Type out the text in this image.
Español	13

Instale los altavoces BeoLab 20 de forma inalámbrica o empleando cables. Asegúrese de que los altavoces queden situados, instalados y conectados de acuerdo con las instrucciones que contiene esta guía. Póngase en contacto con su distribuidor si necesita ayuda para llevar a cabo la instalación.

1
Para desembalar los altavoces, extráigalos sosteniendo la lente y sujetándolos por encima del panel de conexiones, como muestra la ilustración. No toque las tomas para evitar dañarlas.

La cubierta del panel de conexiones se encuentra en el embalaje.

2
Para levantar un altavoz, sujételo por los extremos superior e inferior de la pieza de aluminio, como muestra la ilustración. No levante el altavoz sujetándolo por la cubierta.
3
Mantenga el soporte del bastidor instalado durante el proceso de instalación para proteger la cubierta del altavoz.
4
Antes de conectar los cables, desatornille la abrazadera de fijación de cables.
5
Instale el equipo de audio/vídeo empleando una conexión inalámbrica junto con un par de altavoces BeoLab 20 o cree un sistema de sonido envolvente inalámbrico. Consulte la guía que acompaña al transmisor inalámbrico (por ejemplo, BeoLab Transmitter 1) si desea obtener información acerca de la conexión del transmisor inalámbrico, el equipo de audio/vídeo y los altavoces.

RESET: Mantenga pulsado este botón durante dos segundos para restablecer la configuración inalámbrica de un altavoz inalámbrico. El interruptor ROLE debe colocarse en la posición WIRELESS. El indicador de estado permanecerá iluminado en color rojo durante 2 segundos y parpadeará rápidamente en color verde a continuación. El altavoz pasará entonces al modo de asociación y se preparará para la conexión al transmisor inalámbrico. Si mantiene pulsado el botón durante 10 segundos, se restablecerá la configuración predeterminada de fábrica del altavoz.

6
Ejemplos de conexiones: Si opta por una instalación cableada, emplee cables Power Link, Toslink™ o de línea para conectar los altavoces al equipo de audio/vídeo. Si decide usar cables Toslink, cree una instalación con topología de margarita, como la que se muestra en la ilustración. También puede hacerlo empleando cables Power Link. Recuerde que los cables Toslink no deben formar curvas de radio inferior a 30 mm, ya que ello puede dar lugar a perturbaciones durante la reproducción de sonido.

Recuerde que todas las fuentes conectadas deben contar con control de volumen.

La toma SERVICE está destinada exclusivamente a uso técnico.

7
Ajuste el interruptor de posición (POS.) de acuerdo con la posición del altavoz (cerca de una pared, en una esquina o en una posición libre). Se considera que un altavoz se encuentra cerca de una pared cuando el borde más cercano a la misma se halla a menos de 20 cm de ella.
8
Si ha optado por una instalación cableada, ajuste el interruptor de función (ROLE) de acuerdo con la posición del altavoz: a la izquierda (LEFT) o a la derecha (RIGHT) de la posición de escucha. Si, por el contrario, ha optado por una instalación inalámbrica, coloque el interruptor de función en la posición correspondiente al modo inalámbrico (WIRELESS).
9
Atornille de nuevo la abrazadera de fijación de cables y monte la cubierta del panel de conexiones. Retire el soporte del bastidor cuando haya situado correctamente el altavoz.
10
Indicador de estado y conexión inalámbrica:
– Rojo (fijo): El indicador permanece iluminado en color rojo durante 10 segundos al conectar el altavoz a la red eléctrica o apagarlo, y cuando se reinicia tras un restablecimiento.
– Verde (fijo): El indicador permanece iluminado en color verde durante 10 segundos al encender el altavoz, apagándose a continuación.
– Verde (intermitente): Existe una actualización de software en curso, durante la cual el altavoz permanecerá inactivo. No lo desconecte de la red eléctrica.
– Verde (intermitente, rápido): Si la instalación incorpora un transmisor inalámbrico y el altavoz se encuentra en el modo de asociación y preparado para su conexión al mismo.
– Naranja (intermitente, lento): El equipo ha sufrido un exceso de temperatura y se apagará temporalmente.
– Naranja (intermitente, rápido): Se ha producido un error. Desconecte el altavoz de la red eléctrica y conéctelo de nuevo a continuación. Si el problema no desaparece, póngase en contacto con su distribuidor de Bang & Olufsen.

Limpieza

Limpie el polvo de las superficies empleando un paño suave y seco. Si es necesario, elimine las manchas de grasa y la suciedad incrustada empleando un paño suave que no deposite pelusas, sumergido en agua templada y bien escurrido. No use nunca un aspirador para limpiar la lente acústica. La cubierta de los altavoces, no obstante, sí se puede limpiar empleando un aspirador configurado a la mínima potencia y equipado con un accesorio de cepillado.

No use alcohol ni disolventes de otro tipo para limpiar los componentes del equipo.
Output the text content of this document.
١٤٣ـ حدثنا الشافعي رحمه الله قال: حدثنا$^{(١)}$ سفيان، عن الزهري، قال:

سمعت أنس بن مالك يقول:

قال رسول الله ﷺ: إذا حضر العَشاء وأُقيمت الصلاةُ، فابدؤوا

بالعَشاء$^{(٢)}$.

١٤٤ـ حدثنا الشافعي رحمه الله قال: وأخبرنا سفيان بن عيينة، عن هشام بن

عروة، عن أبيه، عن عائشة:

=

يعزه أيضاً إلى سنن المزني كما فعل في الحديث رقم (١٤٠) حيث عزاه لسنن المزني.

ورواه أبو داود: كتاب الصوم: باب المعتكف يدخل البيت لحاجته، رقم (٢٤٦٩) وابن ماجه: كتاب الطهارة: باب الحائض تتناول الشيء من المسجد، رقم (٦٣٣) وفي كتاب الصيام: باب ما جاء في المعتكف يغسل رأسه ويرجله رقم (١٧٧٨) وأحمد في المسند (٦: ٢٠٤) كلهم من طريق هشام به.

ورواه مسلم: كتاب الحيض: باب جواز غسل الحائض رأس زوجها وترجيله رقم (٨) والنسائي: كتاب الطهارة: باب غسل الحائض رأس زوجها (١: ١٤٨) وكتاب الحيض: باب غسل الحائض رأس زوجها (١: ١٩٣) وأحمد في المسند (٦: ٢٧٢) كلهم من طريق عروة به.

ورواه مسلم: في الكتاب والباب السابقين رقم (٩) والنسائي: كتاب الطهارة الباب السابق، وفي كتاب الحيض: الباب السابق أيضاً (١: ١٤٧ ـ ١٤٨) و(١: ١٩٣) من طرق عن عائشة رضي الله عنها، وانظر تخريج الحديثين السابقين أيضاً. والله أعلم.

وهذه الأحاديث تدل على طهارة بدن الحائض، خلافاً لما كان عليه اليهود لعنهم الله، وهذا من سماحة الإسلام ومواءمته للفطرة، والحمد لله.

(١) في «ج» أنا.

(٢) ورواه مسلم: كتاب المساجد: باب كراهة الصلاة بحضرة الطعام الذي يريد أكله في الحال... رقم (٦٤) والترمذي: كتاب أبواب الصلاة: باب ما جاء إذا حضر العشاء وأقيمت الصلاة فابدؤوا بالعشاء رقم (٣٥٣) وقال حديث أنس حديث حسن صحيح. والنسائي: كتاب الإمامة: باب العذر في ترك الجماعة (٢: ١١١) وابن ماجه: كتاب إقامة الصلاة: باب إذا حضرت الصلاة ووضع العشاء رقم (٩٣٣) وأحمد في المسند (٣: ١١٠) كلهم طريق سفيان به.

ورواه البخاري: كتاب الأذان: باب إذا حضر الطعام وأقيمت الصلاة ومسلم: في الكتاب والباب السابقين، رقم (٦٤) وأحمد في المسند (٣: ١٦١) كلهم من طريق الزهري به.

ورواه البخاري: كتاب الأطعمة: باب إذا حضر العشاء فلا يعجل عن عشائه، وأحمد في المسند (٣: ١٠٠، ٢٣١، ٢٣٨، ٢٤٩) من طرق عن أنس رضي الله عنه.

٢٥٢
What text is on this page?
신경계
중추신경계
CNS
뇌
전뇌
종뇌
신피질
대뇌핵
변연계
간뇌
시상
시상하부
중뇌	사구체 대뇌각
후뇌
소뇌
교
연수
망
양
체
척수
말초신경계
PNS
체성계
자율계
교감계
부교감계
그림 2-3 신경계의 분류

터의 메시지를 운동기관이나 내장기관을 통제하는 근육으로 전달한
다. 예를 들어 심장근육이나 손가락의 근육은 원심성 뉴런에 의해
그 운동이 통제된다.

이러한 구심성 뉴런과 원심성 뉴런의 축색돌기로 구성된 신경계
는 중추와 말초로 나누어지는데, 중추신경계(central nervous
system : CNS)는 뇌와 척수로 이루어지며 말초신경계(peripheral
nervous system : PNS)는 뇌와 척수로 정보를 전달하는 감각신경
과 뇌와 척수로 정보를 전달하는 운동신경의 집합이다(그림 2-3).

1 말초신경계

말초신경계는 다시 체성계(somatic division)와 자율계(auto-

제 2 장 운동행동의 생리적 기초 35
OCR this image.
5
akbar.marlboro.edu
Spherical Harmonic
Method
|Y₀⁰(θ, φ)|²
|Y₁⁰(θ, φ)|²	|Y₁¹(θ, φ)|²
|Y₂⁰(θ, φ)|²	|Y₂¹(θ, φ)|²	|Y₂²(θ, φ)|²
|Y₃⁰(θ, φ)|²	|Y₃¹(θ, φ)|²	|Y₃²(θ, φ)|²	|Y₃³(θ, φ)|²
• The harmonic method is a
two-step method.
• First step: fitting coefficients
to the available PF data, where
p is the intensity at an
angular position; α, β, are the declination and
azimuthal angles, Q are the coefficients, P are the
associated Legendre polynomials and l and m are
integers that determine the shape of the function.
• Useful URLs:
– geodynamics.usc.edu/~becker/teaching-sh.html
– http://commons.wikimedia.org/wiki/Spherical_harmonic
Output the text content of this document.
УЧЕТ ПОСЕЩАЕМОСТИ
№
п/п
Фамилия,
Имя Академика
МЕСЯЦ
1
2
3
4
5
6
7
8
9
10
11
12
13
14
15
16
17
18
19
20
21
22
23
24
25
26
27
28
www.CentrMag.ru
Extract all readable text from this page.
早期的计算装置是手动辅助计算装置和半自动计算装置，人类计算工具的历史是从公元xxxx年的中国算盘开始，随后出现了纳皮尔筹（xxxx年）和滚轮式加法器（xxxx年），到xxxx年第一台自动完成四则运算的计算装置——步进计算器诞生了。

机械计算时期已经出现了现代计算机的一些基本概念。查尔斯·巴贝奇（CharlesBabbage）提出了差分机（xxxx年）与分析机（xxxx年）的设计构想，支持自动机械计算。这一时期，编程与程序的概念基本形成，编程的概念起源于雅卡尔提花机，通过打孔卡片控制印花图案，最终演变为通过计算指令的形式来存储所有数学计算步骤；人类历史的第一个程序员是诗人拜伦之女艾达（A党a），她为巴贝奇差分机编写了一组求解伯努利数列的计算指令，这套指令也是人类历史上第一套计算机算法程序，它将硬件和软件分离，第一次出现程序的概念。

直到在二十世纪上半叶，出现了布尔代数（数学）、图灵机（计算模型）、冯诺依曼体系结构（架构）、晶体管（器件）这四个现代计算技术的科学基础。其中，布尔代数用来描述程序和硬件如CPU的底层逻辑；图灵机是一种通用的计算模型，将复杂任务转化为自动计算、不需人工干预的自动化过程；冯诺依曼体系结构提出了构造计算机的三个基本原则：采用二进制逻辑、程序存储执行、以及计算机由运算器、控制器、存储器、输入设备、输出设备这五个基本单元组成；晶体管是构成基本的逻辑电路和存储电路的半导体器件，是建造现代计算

========

What you will do: Quote the line that contains "Extract all readable text from this page." and each line after it through the end of the data, exactly, leaving out everything else.

Expected output:
Extract all readable text from this page.
早期的计算装置是手动辅助计算装置和半自动计算装置，人类计算工具的历史是从公元xxxx年的中国算盘开始，随后出现了纳皮尔筹（xxxx年）和滚轮式加法器（xxxx年），到xxxx年第一台自动完成四则运算的计算装置——步进计算器诞生了。

机械计算时期已经出现了现代计算机的一些基本概念。查尔斯·巴贝奇（CharlesBabbage）提出了差分机（xxxx年）与分析机（xxxx年）的设计构想，支持自动机械计算。这一时期，编程与程序的概念基本形成，编程的概念起源于雅卡尔提花机，通过打孔卡片控制印花图案，最终演变为通过计算指令的形式来存储所有数学计算步骤；人类历史的第一个程序员是诗人拜伦之女艾达（A党a），她为巴贝奇差分机编写了一组求解伯努利数列的计算指令，这套指令也是人类历史上第一套计算机算法程序，它将硬件和软件分离，第一次出现程序的概念。

直到在二十世纪上半叶，出现了布尔代数（数学）、图灵机（计算模型）、冯诺依曼体系结构（架构）、晶体管（器件）这四个现代计算技术的科学基础。其中，布尔代数用来描述程序和硬件如CPU的底层逻辑；图灵机是一种通用的计算模型，将复杂任务转化为自动计算、不需人工干预的自动化过程；冯诺依曼体系结构提出了构造计算机的三个基本原则：采用二进制逻辑、程序存储执行、以及计算机由运算器、控制器、存储器、输入设备、输出设备这五个基本单元组成；晶体管是构成基本的逻辑电路和存储电路的半导体器件，是建造现代计算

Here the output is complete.